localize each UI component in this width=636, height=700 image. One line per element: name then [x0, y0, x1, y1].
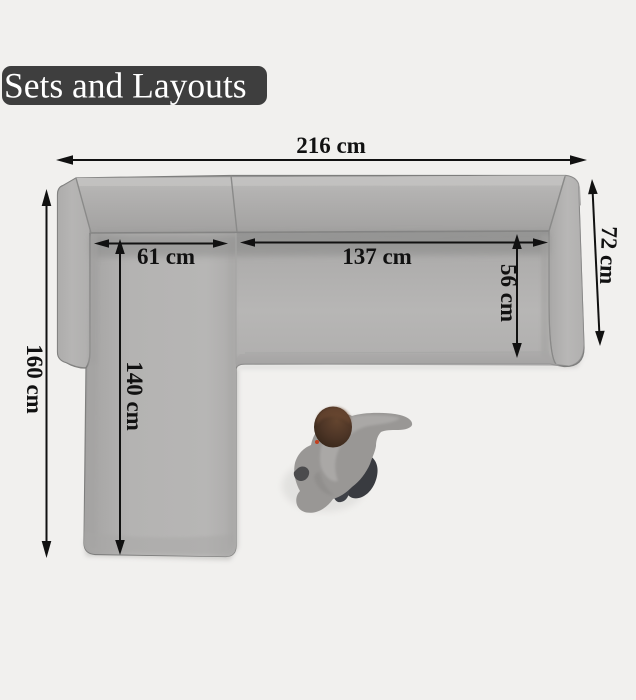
svg-text:137 cm: 137 cm [342, 244, 412, 269]
svg-text:216 cm: 216 cm [296, 133, 366, 158]
svg-text:160 cm: 160 cm [22, 344, 47, 414]
svg-text:140 cm: 140 cm [122, 361, 147, 431]
svg-text:Sets and Layouts: Sets and Layouts [4, 66, 247, 106]
svg-text:56 cm: 56 cm [496, 264, 521, 322]
svg-text:72 cm: 72 cm [595, 226, 622, 285]
svg-text:61 cm: 61 cm [137, 244, 195, 269]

────────────────────────────────────────

Could you rewrite the item above, changing "localize" to "locate" and leaving everything else as it is? Leave the picture out of your answer.

ANSWER BELOW:
locate each UI component in this width=636, height=700 image. One line per element: name then [x0, y0, x1, y1].
svg-text:137 cm: 137 cm [342, 244, 412, 269]
svg-text:216 cm: 216 cm [296, 133, 366, 158]
svg-text:160 cm: 160 cm [22, 344, 47, 414]
svg-text:140 cm: 140 cm [122, 361, 147, 431]
svg-text:Sets and Layouts: Sets and Layouts [4, 66, 247, 106]
svg-text:56 cm: 56 cm [496, 264, 521, 322]
svg-text:72 cm: 72 cm [595, 226, 622, 285]
svg-text:61 cm: 61 cm [137, 244, 195, 269]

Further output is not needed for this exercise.